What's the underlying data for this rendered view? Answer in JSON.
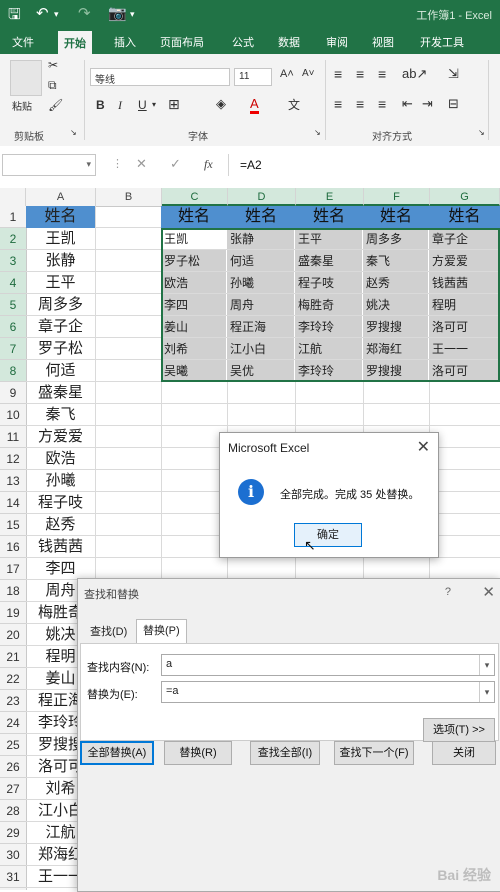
{
  "titlebar": {
    "doc_title": "工作簿1 - Excel"
  },
  "tabs": [
    "文件",
    "开始",
    "插入",
    "页面布局",
    "公式",
    "数据",
    "审阅",
    "视图",
    "开发工具"
  ],
  "ribbon": {
    "clipboard_label": "剪贴板",
    "paste_label": "粘贴",
    "font_name": "等线",
    "font_size": "11",
    "font_label": "字体",
    "align_label": "对齐方式",
    "bold": "B",
    "italic": "I",
    "underline": "U"
  },
  "formula_bar": {
    "formula": "=A2",
    "fx": "fx"
  },
  "columns": [
    "A",
    "B",
    "C",
    "D",
    "E",
    "F",
    "G"
  ],
  "rows": [
    "1",
    "2",
    "3",
    "4",
    "5",
    "6",
    "7",
    "8",
    "9",
    "10",
    "11",
    "12",
    "13",
    "14",
    "15",
    "16",
    "17",
    "18",
    "19",
    "20",
    "21",
    "22",
    "23",
    "24",
    "25",
    "26",
    "27",
    "28",
    "29",
    "30",
    "31"
  ],
  "column_a": [
    "姓名",
    "王凯",
    "张静",
    "王平",
    "周多多",
    "章子企",
    "罗子松",
    "何适",
    "盛秦星",
    "秦飞",
    "方爱爱",
    "欧浩",
    "孙曦",
    "程子吱",
    "赵秀",
    "钱茜茜",
    "李四",
    "周舟",
    "梅胜奇",
    "姚决",
    "程明",
    "姜山",
    "程正海",
    "李玲玲",
    "罗搜搜",
    "洛可可",
    "刘希",
    "江小白",
    "江航",
    "郑海红",
    "王一一"
  ],
  "block_header": [
    "姓名",
    "姓名",
    "姓名",
    "姓名",
    "姓名"
  ],
  "block_rows": [
    [
      "王凯",
      "张静",
      "王平",
      "周多多",
      "章子企"
    ],
    [
      "罗子松",
      "何适",
      "盛秦星",
      "秦飞",
      "方爱爱"
    ],
    [
      "欧浩",
      "孙曦",
      "程子吱",
      "赵秀",
      "钱茜茜"
    ],
    [
      "李四",
      "周舟",
      "梅胜奇",
      "姚决",
      "程明"
    ],
    [
      "姜山",
      "程正海",
      "李玲玲",
      "罗搜搜",
      "洛可可"
    ],
    [
      "刘希",
      "江小白",
      "江航",
      "郑海红",
      "王一一"
    ],
    [
      "吴曦",
      "吴优",
      "李玲玲",
      "罗搜搜",
      "洛可可"
    ]
  ],
  "msgbox": {
    "title": "Microsoft Excel",
    "message": "全部完成。完成 35 处替换。",
    "ok": "确定",
    "icon": "i"
  },
  "find_replace": {
    "title": "查找和替换",
    "help": "?",
    "tab_find": "查找(D)",
    "tab_replace": "替换(P)",
    "find_label": "查找内容(N):",
    "find_value": "a",
    "replace_label": "替换为(E):",
    "replace_value": "=a",
    "options_btn": "选项(T) >>",
    "btn_replace_all": "全部替换(A)",
    "btn_replace": "替换(R)",
    "btn_find_all": "查找全部(I)",
    "btn_find_next": "查找下一个(F)",
    "btn_close": "关闭"
  },
  "watermark": "Bai 经验"
}
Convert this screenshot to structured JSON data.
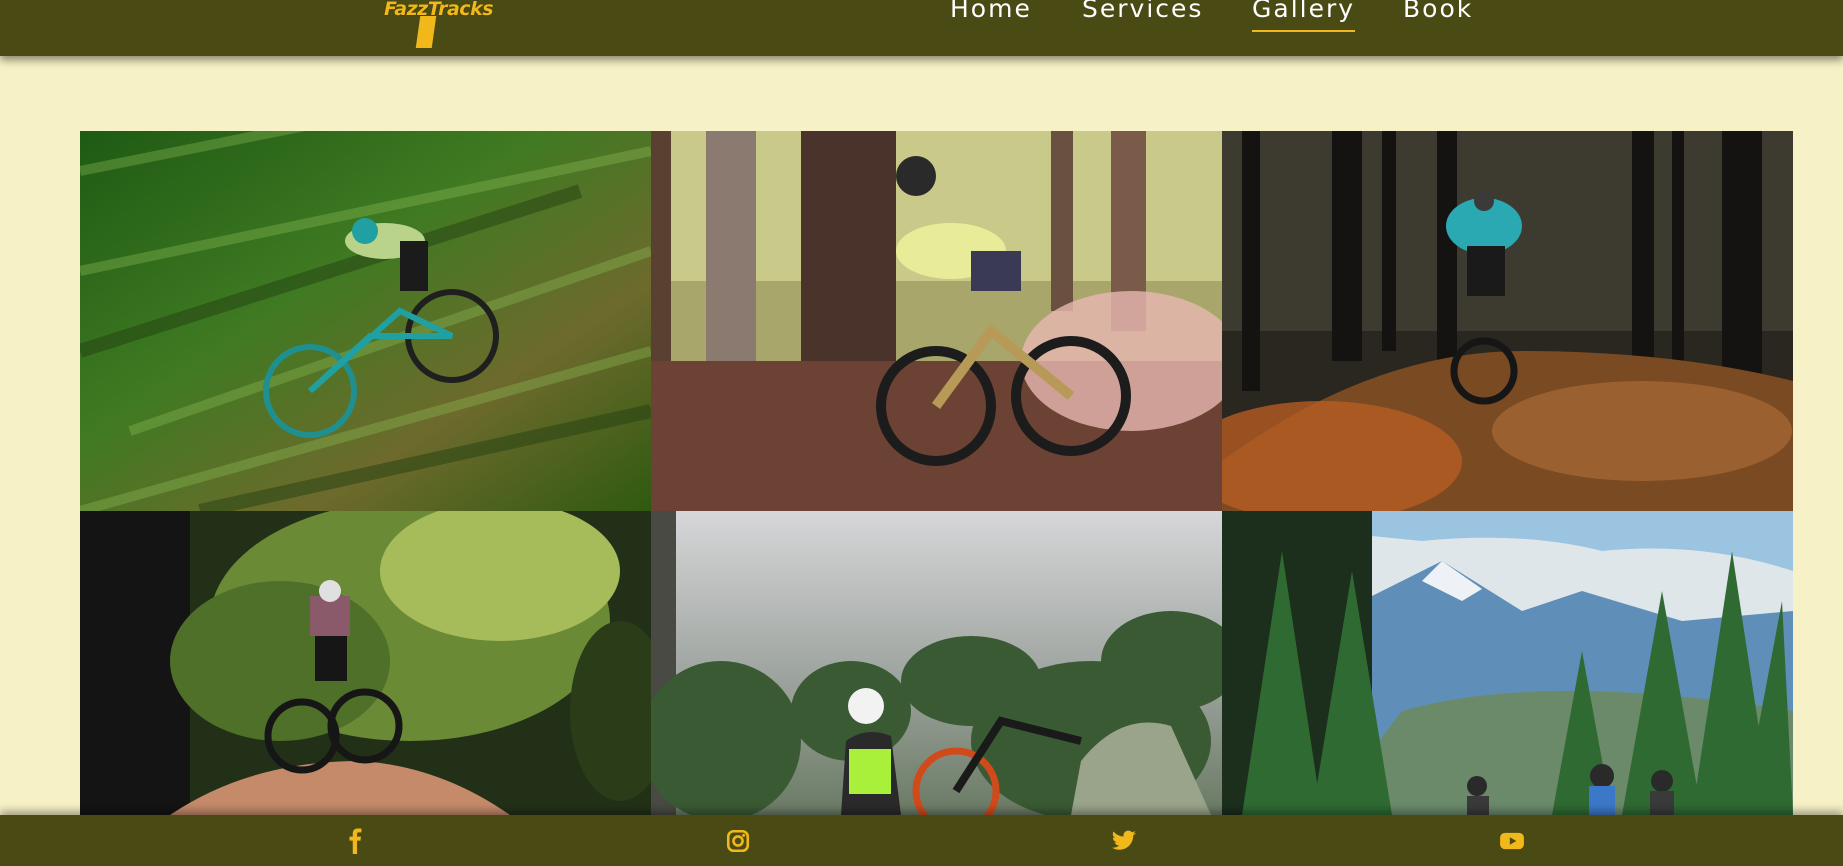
{
  "brand": {
    "logo_text": "FazzTracks",
    "accent_color": "#f0b81a",
    "bar_color": "#4a4a14",
    "background_color": "#f6f1c6"
  },
  "nav": {
    "items": [
      {
        "label": "Home",
        "active": false
      },
      {
        "label": "Services",
        "active": false
      },
      {
        "label": "Gallery",
        "active": true
      },
      {
        "label": "Book",
        "active": false
      }
    ]
  },
  "gallery": {
    "photos": [
      {
        "subject": "mountain biker jumping through blurred green forest"
      },
      {
        "subject": "mountain biker cornering on leafy trail kicking up dust"
      },
      {
        "subject": "mountain biker riding dirt trail in dark pine forest"
      },
      {
        "subject": "mountain biker dropping off a dirt mound among green trees"
      },
      {
        "subject": "biker resting beside orange mountain bike on a misty hilltop"
      },
      {
        "subject": "mountain bikers among pine trees below a snowy mountain"
      }
    ]
  },
  "footer": {
    "icons": [
      "facebook-icon",
      "instagram-icon",
      "twitter-icon",
      "youtube-icon"
    ]
  }
}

##########

EXERCISE
Copy every line of the listing that includes the string "Excel".

FINISHED TASK
    "doc_title": "工作簿1 - Excel"
    "title": "Microsoft Excel",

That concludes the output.